start INFORMATION GIVEN

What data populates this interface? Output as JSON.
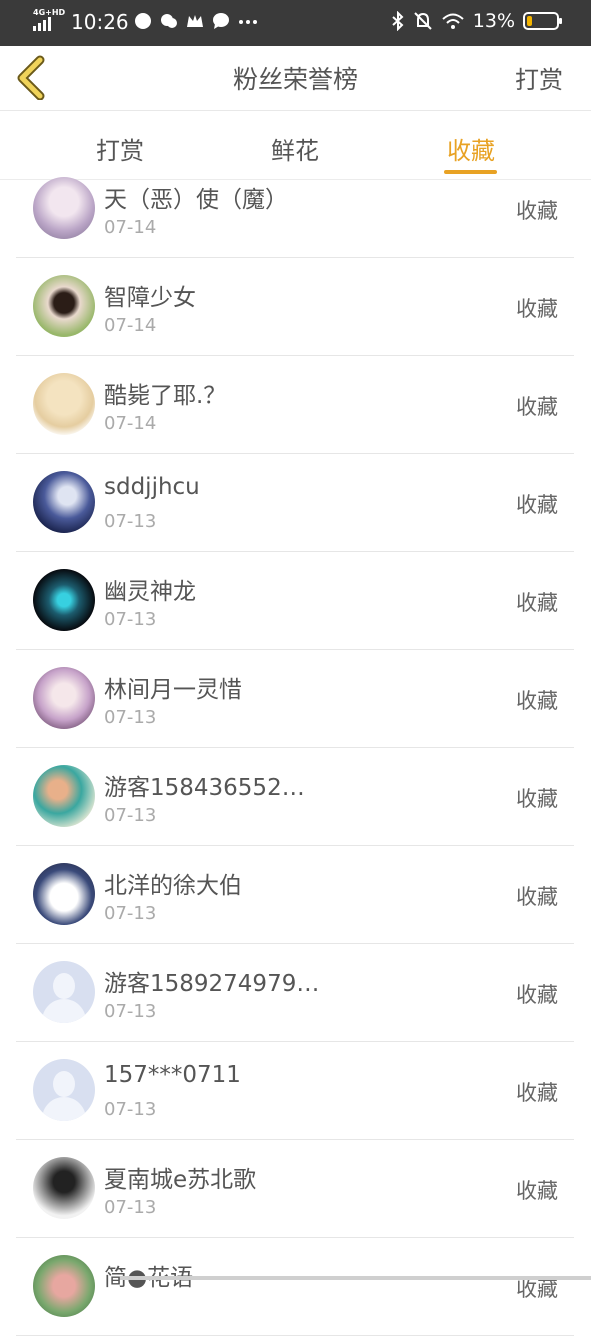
{
  "status_bar": {
    "network": "4G+HD",
    "time": "10:26",
    "battery_percent": "13%",
    "icons": [
      "signal-icon",
      "app-icon",
      "wechat-icon",
      "crown-icon",
      "chat-icon",
      "more-icon",
      "bluetooth-icon",
      "mute-icon",
      "wifi-icon",
      "battery-icon"
    ]
  },
  "header": {
    "title": "粉丝荣誉榜",
    "action": "打赏"
  },
  "tabs": [
    {
      "label": "打赏",
      "active": false
    },
    {
      "label": "鲜花",
      "active": false
    },
    {
      "label": "收藏",
      "active": true
    }
  ],
  "accent_color": "#e8a224",
  "list": [
    {
      "name": "天（恶）使（魔）",
      "date": "07-14",
      "action": "收藏"
    },
    {
      "name": "智障少女",
      "date": "07-14",
      "action": "收藏"
    },
    {
      "name": "酷毙了耶.？",
      "date": "07-14",
      "action": "收藏"
    },
    {
      "name": "sddjjhcu",
      "date": "07-13",
      "action": "收藏"
    },
    {
      "name": "幽灵神龙",
      "date": "07-13",
      "action": "收藏"
    },
    {
      "name": "林间月一灵惜",
      "date": "07-13",
      "action": "收藏"
    },
    {
      "name": "游客158436552…",
      "date": "07-13",
      "action": "收藏"
    },
    {
      "name": "北洋的徐大伯",
      "date": "07-13",
      "action": "收藏"
    },
    {
      "name": "游客1589274979…",
      "date": "07-13",
      "action": "收藏"
    },
    {
      "name": "157***0711",
      "date": "07-13",
      "action": "收藏"
    },
    {
      "name": "夏南城e苏北歌",
      "date": "07-13",
      "action": "收藏"
    },
    {
      "name": "简●花语",
      "date": "",
      "action": "收藏"
    }
  ]
}
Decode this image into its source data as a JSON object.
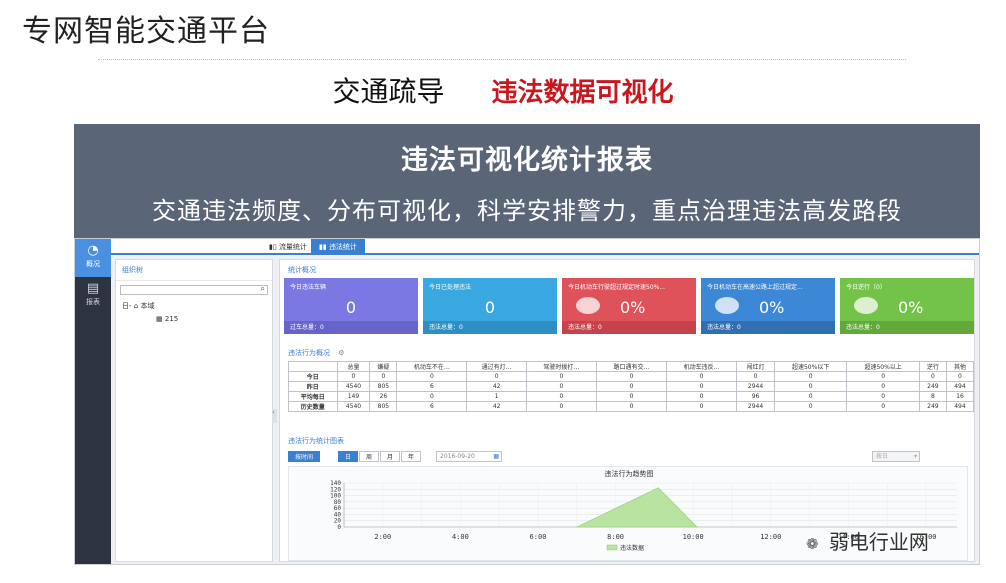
{
  "slide": {
    "title": "专网智能交通平台",
    "subtitle_left": "交通疏导",
    "subtitle_right": "违法数据可视化",
    "banner_title": "违法可视化统计报表",
    "banner_desc": "交通违法频度、分布可视化，科学安排警力，重点治理违法高发路段"
  },
  "app": {
    "nav": [
      {
        "icon": "pie-chart-icon",
        "label": "概况",
        "active": true
      },
      {
        "icon": "report-icon",
        "label": "报表",
        "active": false
      }
    ],
    "tabs": [
      {
        "label": "流量统计",
        "icon": "bar-icon"
      },
      {
        "label": "违法统计",
        "icon": "bar-icon",
        "active": true
      }
    ],
    "tree": {
      "header": "组织树",
      "root": "本域",
      "child": "215",
      "expander": "日-"
    },
    "overview_title": "统计概况",
    "cards": [
      {
        "title": "今日违法车辆",
        "value": "0",
        "footer": "过车总量：0",
        "color": "#7b78e3",
        "footer_color": "#6764c9"
      },
      {
        "title": "今日已处理违法",
        "value": "0",
        "footer": "违法总量：0",
        "color": "#3aa8e0",
        "footer_color": "#2e8fc4"
      },
      {
        "title": "今日机动车行驶超过规定时速50%...",
        "value": "0%",
        "footer": "违法总量：0",
        "color": "#e0525a",
        "footer_color": "#c7434b"
      },
      {
        "title": "今日机动车在高速公路上超过规定...",
        "value": "0%",
        "footer": "违法总量：0",
        "color": "#3c87d6",
        "footer_color": "#326fb1"
      },
      {
        "title": "今日逆行（0）",
        "value": "0%",
        "footer": "违法总量：0",
        "color": "#74c349",
        "footer_color": "#62a83b"
      }
    ],
    "behavior_title": "违法行为概况",
    "table": {
      "headers": [
        "",
        "总量",
        "嫌疑",
        "机动车不在…",
        "通过有灯…",
        "驾驶时拨打…",
        "路口遇有交…",
        "机动车违反…",
        "闯红灯",
        "超速50%以下",
        "超速50%以上",
        "逆行",
        "其他"
      ],
      "rows": [
        [
          "今日",
          "0",
          "0",
          "0",
          "0",
          "0",
          "0",
          "0",
          "0",
          "0",
          "0",
          "0",
          "0"
        ],
        [
          "昨日",
          "4540",
          "805",
          "6",
          "42",
          "0",
          "0",
          "0",
          "2944",
          "0",
          "0",
          "249",
          "494"
        ],
        [
          "平均每日",
          "149",
          "26",
          "0",
          "1",
          "0",
          "0",
          "0",
          "96",
          "0",
          "0",
          "8",
          "16"
        ],
        [
          "历史数量",
          "4540",
          "805",
          "6",
          "42",
          "0",
          "0",
          "0",
          "2944",
          "0",
          "0",
          "249",
          "494"
        ]
      ]
    },
    "trend_section_title": "违法行为统计图表",
    "controls": {
      "by_time": "按时间",
      "day": "日",
      "week": "周",
      "month": "月",
      "year": "年",
      "date": "2016-09-20",
      "select": "按日"
    }
  },
  "chart_data": {
    "type": "area",
    "title": "违法行为趋势图",
    "x": [
      "2:00",
      "4:00",
      "6:00",
      "8:00",
      "10:00",
      "12:00",
      "14:00",
      "16:00"
    ],
    "ylim": [
      0,
      140
    ],
    "yticks": [
      0,
      20,
      40,
      60,
      80,
      100,
      120,
      140
    ],
    "series": [
      {
        "name": "违法数据",
        "points": [
          [
            7,
            0
          ],
          [
            9.1,
            125
          ],
          [
            10.1,
            0
          ]
        ],
        "color": "#b9e3a0"
      }
    ],
    "grid": true,
    "legend": "bottom"
  },
  "watermark": "弱电行业网"
}
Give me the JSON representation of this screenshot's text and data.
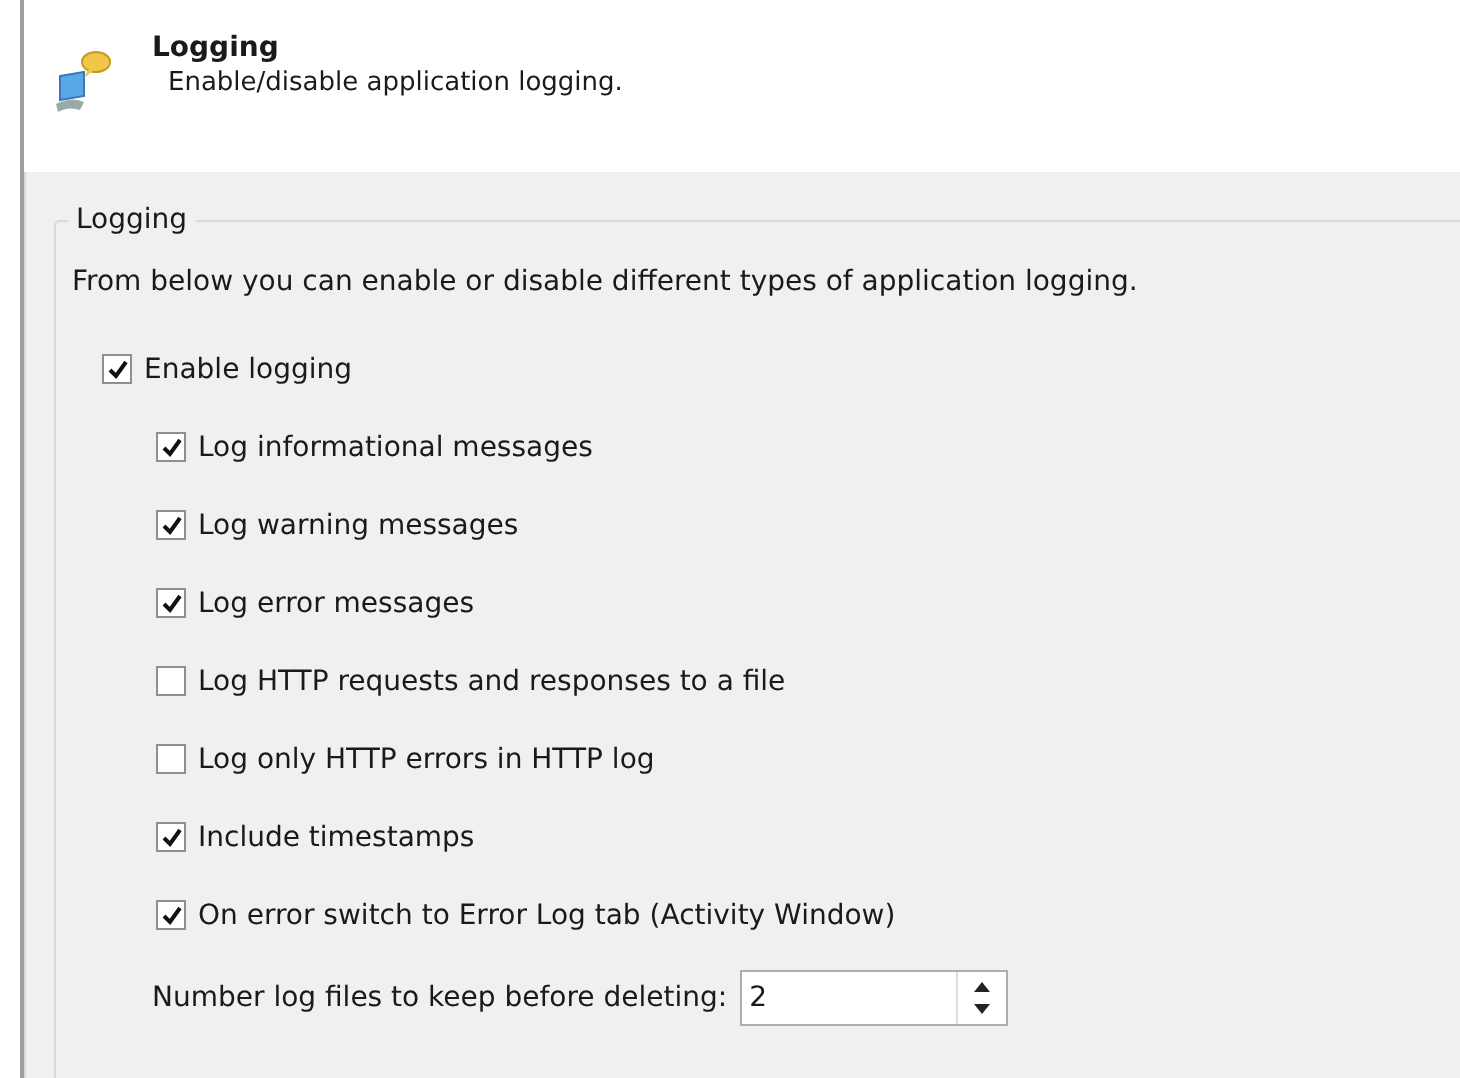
{
  "header": {
    "title": "Logging",
    "subtitle": "Enable/disable application logging."
  },
  "group": {
    "title": "Logging",
    "description": "From below you can enable or disable different types of application logging.",
    "options": [
      {
        "label": "Enable logging",
        "checked": true,
        "children": [
          {
            "label": "Log informational messages",
            "checked": true
          },
          {
            "label": "Log warning messages",
            "checked": true
          },
          {
            "label": "Log error messages",
            "checked": true
          },
          {
            "label": "Log HTTP requests and responses to a file",
            "checked": false
          },
          {
            "label": "Log only HTTP errors in HTTP log",
            "checked": false
          },
          {
            "label": "Include timestamps",
            "checked": true
          },
          {
            "label": "On error switch to Error Log tab (Activity Window)",
            "checked": true
          }
        ]
      }
    ]
  },
  "spinner": {
    "label": "Number log files to keep before deleting:",
    "value": "2"
  }
}
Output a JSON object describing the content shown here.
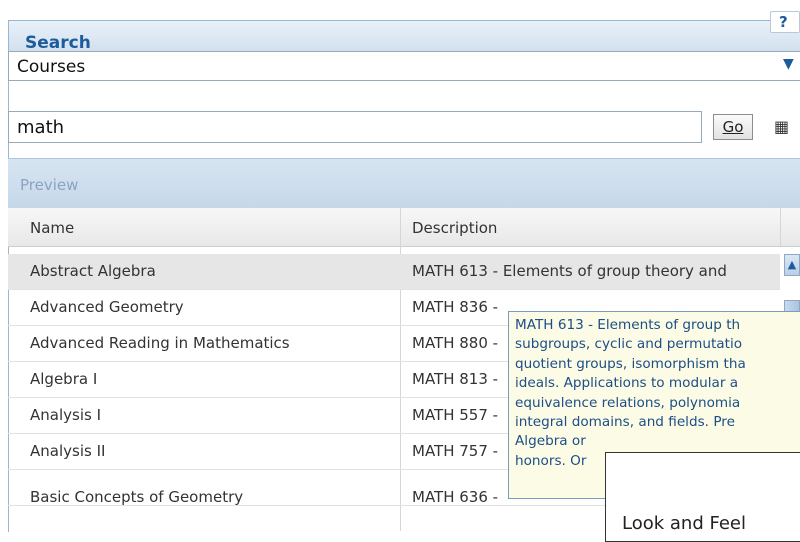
{
  "panel": {
    "title": "Search",
    "help_label": "?"
  },
  "search": {
    "scope_value": "Courses",
    "query_value": "math",
    "go_label": "Go"
  },
  "preview": {
    "label": "Preview"
  },
  "table": {
    "columns": [
      "Name",
      "Description"
    ],
    "rows": [
      {
        "name": "Abstract Algebra",
        "description": "MATH 613 - Elements of group theory and"
      },
      {
        "name": "Advanced Geometry",
        "description": "MATH 836 -"
      },
      {
        "name": "Advanced Reading in Mathematics",
        "description": "MATH 880 -"
      },
      {
        "name": "Algebra I",
        "description": "MATH 813 -"
      },
      {
        "name": "Analysis I",
        "description": "MATH 557 -"
      },
      {
        "name": "Analysis II",
        "description": "MATH 757 -"
      },
      {
        "name": "Basic Concepts of Geometry",
        "description": "MATH 636 -"
      }
    ]
  },
  "tooltip": {
    "lines": [
      "MATH 613 - Elements of group th",
      "subgroups, cyclic and permutatio",
      "quotient groups, isomorphism tha",
      "ideals. Applications to modular a",
      "equivalence relations, polynomia",
      "integral domains, and fields. Pre",
      "Algebra or",
      "honors. Or"
    ]
  },
  "look_and_feel": {
    "title": "Look and Feel"
  }
}
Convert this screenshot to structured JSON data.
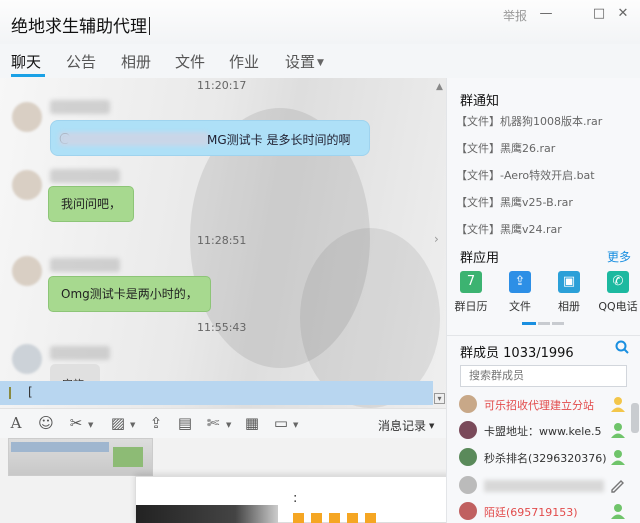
{
  "window": {
    "title": "绝地求生辅助代理",
    "report": "举报",
    "min_icon": "minimize-icon",
    "max_icon": "maximize-icon",
    "close_icon": "close-icon"
  },
  "tabs": [
    {
      "label": "聊天",
      "active": true
    },
    {
      "label": "公告"
    },
    {
      "label": "相册"
    },
    {
      "label": "文件"
    },
    {
      "label": "作业",
      "badge_dot": true
    },
    {
      "label": "设置"
    }
  ],
  "chat": {
    "messages": [
      {
        "time": "11:20:17"
      },
      {
        "text": "@",
        "tail": "MG测试卡 是多长时间的啊",
        "style": "blue"
      },
      {
        "text": "我问问吧，",
        "style": "green"
      },
      {
        "time": "11:28:51"
      },
      {
        "text": "Omg测试卡是两小时的，",
        "style": "green"
      },
      {
        "time": "11:55:43"
      },
      {
        "text": "实施",
        "style": "gray"
      }
    ],
    "input_text": "[",
    "history_label": "消息记录"
  },
  "toolbar": {
    "icons": [
      "font-icon",
      "emoji-icon",
      "scissors-icon",
      "image-icon",
      "upload-icon",
      "gift-icon",
      "cut-icon",
      "text-doc-icon",
      "chat-bubble-icon"
    ]
  },
  "panel": {
    "notice_title": "群通知",
    "files": [
      "【文件】机器狗1008版本.rar",
      "【文件】黑鹰26.rar",
      "【文件】-Aero特效开启.bat",
      "【文件】黑鹰v25-B.rar",
      "【文件】黑鹰v24.rar"
    ],
    "apps_title": "群应用",
    "more": "更多",
    "apps": [
      {
        "label": "群日历",
        "color": "#3cb371",
        "glyph": "7",
        "icon": "calendar-icon"
      },
      {
        "label": "文件",
        "color": "#2d8fe6",
        "glyph": "⇪",
        "icon": "folder-icon"
      },
      {
        "label": "相册",
        "color": "#2ba0d8",
        "glyph": "▣",
        "icon": "photo-icon"
      },
      {
        "label": "QQ电话",
        "color": "#1db9a0",
        "glyph": "✆",
        "icon": "phone-icon"
      }
    ],
    "members_title": "群成员",
    "member_count": "1033/1996",
    "search_placeholder": "搜索群成员",
    "members": [
      {
        "name": "可乐招收代理建立分站",
        "color": "#e24b4b",
        "avatar_color": "#c8a888"
      },
      {
        "name": "卡盟地址：www.kele.5",
        "color": "#333333",
        "avatar_color": "#7a4a5a"
      },
      {
        "name": "秒杀排名(3296320376)",
        "color": "#333333",
        "avatar_color": "#5a8a5a"
      },
      {
        "name": "",
        "color": "#333333",
        "avatar_color": "#bbbbbb"
      },
      {
        "name": "陌廷(695719153)",
        "color": "#e24b4b",
        "avatar_color": "#c06060"
      }
    ]
  }
}
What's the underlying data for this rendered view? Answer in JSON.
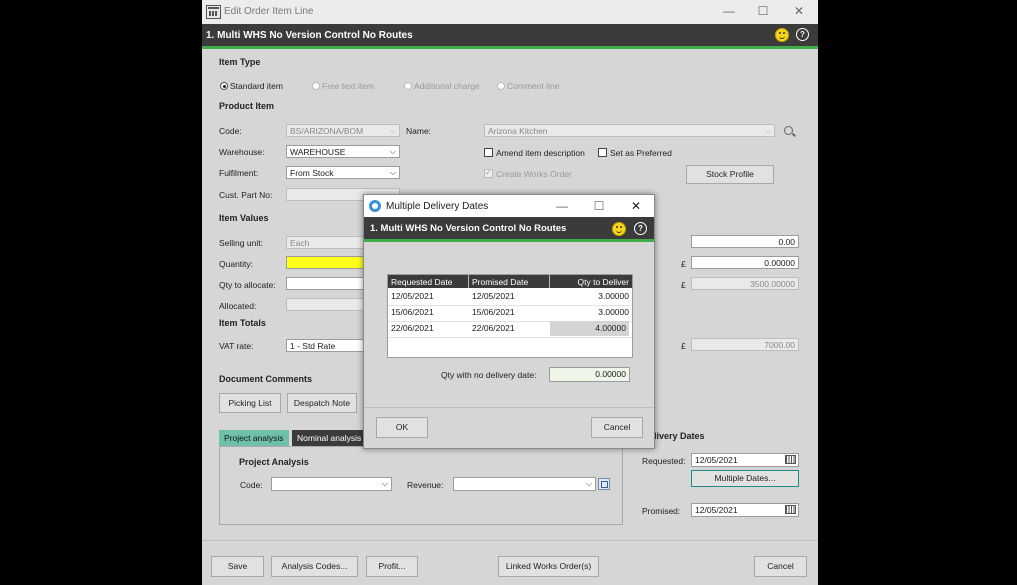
{
  "window": {
    "title": "Edit Order Item Line",
    "header": "1. Multi WHS No Version Control No Routes"
  },
  "item_type": {
    "section": "Item Type",
    "options": [
      "Standard item",
      "Free text item",
      "Additional charge",
      "Comment line"
    ]
  },
  "product_item": {
    "section": "Product Item",
    "code_label": "Code:",
    "code_value": "BS/ARIZONA/BOM",
    "name_label": "Name:",
    "name_value": "Arizona Kitchen",
    "warehouse_label": "Warehouse:",
    "warehouse_value": "WAREHOUSE",
    "fulfilment_label": "Fulfilment:",
    "fulfilment_value": "From Stock",
    "cust_part_label": "Cust. Part No:",
    "amend_label": "Amend item description",
    "preferred_label": "Set as Preferred",
    "works_order_label": "Create Works Order",
    "stock_profile_button": "Stock Profile"
  },
  "item_values": {
    "section": "Item Values",
    "selling_unit_label": "Selling unit:",
    "selling_unit_value": "Each",
    "quantity_label": "Quantity:",
    "qty_allocate_label": "Qty to allocate:",
    "allocated_label": "Allocated:",
    "currency": "£",
    "right_value_1": "0.00",
    "right_value_2": "0.00000",
    "right_value_3": "3500.00000"
  },
  "item_totals": {
    "section": "Item Totals",
    "vat_label": "VAT rate:",
    "vat_value": "1 - Std Rate",
    "total_value": "7000.00"
  },
  "document_comments": {
    "section": "Document Comments",
    "picking_button": "Picking List",
    "despatch_button": "Despatch Note"
  },
  "analysis": {
    "tabs": [
      "Project analysis",
      "Nominal analysis"
    ],
    "section": "Project Analysis",
    "code_label": "Code:",
    "revenue_label": "Revenue:"
  },
  "delivery_dates": {
    "section_partial": "livery Dates",
    "requested_label": "Requested:",
    "requested_value": "12/05/2021",
    "multiple_button": "Multiple Dates...",
    "promised_label": "Promised:",
    "promised_value": "12/05/2021"
  },
  "footer": {
    "save": "Save",
    "analysis_codes": "Analysis Codes...",
    "profit": "Profit...",
    "linked_works": "Linked Works Order(s)",
    "cancel": "Cancel"
  },
  "modal": {
    "title": "Multiple Delivery Dates",
    "header": "1. Multi WHS No Version Control No Routes",
    "columns": [
      "Requested Date",
      "Promised Date",
      "Qty to Deliver"
    ],
    "rows": [
      {
        "requested": "12/05/2021",
        "promised": "12/05/2021",
        "qty": "3.00000"
      },
      {
        "requested": "15/06/2021",
        "promised": "15/06/2021",
        "qty": "3.00000"
      },
      {
        "requested": "22/06/2021",
        "promised": "22/06/2021",
        "qty": "4.00000"
      }
    ],
    "no_date_label": "Qty with no delivery date:",
    "no_date_value": "0.00000",
    "ok": "OK",
    "cancel": "Cancel"
  },
  "colors": {
    "accent_green": "#3fae49",
    "header_dark": "#3b3b3b",
    "tab_active": "#6fbfaa",
    "quantity_highlight": "#ffff1a"
  }
}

end INFORMATION GIVEN

◆ WHAT YOU NEED TO DO ◆
Reply with the number of lines in the material above that contain "files", and nothing more.

◆ RESPONSE TO THE EXERCISE ◆
2